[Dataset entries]
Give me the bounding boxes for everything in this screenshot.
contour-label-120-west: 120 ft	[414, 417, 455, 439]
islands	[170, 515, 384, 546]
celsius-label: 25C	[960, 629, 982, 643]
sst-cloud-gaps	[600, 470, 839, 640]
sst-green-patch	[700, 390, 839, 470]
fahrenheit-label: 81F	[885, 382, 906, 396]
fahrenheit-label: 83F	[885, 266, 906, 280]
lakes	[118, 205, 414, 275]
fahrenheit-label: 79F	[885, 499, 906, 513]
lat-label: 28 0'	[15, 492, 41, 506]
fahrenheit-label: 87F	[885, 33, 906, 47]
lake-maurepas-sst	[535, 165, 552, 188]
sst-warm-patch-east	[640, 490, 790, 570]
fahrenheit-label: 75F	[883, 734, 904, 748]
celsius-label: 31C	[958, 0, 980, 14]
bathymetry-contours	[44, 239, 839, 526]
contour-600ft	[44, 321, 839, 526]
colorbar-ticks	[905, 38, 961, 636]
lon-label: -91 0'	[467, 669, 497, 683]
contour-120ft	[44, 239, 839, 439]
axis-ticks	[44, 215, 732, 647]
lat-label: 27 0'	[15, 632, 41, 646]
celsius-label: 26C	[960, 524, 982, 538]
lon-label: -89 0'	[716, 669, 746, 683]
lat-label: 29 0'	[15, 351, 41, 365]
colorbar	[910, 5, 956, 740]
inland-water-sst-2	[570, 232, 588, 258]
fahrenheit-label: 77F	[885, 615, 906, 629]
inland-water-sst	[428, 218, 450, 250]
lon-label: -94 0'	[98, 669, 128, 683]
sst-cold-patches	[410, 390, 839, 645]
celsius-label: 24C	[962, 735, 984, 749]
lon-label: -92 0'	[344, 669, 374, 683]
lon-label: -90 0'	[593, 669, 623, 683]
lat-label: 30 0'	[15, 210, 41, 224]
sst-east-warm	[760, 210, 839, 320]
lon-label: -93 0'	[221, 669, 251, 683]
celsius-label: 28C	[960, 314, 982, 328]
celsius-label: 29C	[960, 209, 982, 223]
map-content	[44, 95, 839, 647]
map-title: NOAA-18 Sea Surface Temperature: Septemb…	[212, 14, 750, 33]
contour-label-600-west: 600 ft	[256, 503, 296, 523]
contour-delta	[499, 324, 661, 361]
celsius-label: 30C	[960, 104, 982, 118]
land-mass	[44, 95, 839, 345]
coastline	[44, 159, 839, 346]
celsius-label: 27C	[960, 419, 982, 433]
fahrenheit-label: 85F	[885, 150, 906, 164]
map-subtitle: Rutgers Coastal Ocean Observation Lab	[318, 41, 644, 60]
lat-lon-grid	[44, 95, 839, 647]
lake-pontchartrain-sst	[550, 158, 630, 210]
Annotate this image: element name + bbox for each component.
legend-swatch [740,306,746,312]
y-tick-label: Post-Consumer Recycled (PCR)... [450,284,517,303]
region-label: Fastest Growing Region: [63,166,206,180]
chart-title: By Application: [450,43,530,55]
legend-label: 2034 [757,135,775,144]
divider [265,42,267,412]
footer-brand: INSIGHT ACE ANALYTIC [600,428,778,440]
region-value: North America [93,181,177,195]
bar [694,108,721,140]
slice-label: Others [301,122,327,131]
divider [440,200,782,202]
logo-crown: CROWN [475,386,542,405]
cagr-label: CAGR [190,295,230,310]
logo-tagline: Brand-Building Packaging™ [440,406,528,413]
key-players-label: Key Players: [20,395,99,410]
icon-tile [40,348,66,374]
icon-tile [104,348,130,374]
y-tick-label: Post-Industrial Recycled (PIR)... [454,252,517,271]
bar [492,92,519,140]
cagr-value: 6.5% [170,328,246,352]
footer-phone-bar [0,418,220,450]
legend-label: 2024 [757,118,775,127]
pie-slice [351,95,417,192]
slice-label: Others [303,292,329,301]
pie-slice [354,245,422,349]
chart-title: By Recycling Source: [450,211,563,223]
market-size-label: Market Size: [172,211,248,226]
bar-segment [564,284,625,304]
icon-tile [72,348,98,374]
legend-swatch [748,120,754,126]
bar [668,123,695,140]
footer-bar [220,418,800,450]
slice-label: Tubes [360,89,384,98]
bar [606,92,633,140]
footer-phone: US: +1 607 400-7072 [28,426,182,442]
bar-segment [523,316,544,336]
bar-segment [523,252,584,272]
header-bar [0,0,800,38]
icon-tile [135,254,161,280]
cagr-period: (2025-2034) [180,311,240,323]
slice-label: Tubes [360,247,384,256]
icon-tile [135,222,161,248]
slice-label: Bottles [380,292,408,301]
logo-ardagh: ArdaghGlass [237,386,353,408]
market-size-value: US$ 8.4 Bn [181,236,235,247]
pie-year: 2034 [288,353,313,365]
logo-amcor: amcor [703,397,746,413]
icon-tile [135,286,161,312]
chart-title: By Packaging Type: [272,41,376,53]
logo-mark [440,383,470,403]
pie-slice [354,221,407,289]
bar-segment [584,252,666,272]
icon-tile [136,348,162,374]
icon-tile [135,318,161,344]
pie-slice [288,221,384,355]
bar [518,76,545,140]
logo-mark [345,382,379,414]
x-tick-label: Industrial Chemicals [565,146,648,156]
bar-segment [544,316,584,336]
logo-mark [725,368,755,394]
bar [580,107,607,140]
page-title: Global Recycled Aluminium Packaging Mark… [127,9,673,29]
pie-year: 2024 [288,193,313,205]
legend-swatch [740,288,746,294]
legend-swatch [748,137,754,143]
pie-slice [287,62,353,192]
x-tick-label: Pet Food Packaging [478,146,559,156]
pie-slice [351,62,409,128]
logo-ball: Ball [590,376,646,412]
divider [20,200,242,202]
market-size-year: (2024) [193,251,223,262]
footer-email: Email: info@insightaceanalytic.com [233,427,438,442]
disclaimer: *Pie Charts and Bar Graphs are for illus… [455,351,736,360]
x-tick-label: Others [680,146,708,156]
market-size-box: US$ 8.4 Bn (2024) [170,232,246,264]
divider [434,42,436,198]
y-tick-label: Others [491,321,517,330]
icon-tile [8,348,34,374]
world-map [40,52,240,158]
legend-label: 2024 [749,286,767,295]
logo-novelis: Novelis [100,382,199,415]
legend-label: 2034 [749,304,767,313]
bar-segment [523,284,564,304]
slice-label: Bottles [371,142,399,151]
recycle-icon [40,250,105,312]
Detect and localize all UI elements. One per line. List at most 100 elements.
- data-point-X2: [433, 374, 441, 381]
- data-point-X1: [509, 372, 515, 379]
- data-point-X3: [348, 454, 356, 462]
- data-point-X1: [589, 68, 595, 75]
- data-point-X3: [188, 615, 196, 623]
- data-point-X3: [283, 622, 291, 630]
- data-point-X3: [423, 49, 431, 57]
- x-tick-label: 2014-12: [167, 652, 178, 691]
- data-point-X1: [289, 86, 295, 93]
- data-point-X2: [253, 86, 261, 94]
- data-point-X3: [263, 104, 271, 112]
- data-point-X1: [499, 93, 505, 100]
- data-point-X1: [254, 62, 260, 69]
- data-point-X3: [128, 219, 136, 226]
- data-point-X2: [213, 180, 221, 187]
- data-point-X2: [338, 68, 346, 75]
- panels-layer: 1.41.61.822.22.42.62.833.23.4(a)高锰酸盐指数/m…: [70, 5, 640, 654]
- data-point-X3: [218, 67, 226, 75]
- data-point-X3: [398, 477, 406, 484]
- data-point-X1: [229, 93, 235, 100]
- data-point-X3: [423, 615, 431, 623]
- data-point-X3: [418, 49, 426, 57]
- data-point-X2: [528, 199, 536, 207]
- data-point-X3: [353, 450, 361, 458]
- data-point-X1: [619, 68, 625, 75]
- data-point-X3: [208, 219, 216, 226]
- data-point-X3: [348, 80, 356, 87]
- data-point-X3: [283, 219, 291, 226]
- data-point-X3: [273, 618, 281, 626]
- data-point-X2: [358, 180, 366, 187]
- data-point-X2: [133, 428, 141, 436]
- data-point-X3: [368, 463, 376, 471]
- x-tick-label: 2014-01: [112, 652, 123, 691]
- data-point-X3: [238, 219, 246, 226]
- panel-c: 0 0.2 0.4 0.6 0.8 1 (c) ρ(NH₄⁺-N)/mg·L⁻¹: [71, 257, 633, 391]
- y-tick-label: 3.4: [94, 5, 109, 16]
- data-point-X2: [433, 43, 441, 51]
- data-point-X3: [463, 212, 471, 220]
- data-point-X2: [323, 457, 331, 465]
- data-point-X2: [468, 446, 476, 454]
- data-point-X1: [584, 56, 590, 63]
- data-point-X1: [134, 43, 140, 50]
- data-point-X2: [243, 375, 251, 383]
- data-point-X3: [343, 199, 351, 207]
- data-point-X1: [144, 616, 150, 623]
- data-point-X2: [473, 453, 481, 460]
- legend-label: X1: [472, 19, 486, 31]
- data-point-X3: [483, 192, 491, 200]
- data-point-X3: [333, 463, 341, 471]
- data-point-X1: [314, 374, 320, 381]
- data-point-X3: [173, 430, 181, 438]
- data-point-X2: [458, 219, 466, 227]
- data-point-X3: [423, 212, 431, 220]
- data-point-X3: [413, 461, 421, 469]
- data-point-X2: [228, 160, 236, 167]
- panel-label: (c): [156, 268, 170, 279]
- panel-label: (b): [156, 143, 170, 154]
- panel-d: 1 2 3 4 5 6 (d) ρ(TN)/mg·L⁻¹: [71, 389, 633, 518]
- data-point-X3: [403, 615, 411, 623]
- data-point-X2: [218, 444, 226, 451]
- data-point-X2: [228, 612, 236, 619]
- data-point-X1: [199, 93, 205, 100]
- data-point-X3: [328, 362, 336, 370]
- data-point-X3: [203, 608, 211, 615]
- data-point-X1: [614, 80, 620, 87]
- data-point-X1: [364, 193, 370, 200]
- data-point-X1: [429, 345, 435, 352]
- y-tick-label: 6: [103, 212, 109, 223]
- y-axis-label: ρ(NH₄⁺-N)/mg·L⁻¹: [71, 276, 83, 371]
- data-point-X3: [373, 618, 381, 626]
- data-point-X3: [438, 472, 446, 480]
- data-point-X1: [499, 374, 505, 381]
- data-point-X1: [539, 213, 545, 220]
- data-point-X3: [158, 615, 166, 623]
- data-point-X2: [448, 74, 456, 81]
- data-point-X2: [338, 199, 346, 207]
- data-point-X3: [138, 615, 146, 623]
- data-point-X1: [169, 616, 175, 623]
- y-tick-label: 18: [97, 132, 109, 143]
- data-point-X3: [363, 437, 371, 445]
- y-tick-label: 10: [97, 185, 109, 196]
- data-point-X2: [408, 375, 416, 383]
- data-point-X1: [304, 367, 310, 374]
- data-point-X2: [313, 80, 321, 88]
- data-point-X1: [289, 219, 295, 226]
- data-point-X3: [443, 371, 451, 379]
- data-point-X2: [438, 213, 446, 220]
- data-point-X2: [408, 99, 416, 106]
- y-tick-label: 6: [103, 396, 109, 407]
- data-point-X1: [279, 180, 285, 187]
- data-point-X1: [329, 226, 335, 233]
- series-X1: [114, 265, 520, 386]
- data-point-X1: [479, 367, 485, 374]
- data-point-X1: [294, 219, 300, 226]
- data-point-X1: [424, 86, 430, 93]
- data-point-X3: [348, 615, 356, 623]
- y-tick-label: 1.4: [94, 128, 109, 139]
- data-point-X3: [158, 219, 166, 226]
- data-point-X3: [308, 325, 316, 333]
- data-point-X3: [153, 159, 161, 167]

• [What is expected]:
Retype the records above word for word, from their very first line through the line containing "314, 982, 328]", with that line included.

• [Result for this exercise]:
Give me the bounding boxes for everything in this screenshot.
contour-label-120-west: 120 ft	[414, 417, 455, 439]
islands	[170, 515, 384, 546]
celsius-label: 25C	[960, 629, 982, 643]
sst-cloud-gaps	[600, 470, 839, 640]
sst-green-patch	[700, 390, 839, 470]
fahrenheit-label: 81F	[885, 382, 906, 396]
fahrenheit-label: 83F	[885, 266, 906, 280]
lakes	[118, 205, 414, 275]
fahrenheit-label: 79F	[885, 499, 906, 513]
lat-label: 28 0'	[15, 492, 41, 506]
fahrenheit-label: 87F	[885, 33, 906, 47]
lake-maurepas-sst	[535, 165, 552, 188]
sst-warm-patch-east	[640, 490, 790, 570]
fahrenheit-label: 75F	[883, 734, 904, 748]
celsius-label: 31C	[958, 0, 980, 14]
bathymetry-contours	[44, 239, 839, 526]
contour-600ft	[44, 321, 839, 526]
colorbar-ticks	[905, 38, 961, 636]
lon-label: -91 0'	[467, 669, 497, 683]
contour-120ft	[44, 239, 839, 439]
axis-ticks	[44, 215, 732, 647]
lat-label: 27 0'	[15, 632, 41, 646]
celsius-label: 26C	[960, 524, 982, 538]
lon-label: -89 0'	[716, 669, 746, 683]
lat-label: 29 0'	[15, 351, 41, 365]
colorbar	[910, 5, 956, 740]
inland-water-sst-2	[570, 232, 588, 258]
fahrenheit-label: 77F	[885, 615, 906, 629]
inland-water-sst	[428, 218, 450, 250]
lon-label: -94 0'	[98, 669, 128, 683]
sst-cold-patches	[410, 390, 839, 645]
celsius-label: 24C	[962, 735, 984, 749]
lon-label: -92 0'	[344, 669, 374, 683]
lon-label: -90 0'	[593, 669, 623, 683]
lat-label: 30 0'	[15, 210, 41, 224]
sst-east-warm	[760, 210, 839, 320]
lon-label: -93 0'	[221, 669, 251, 683]
celsius-label: 28C	[960, 314, 982, 328]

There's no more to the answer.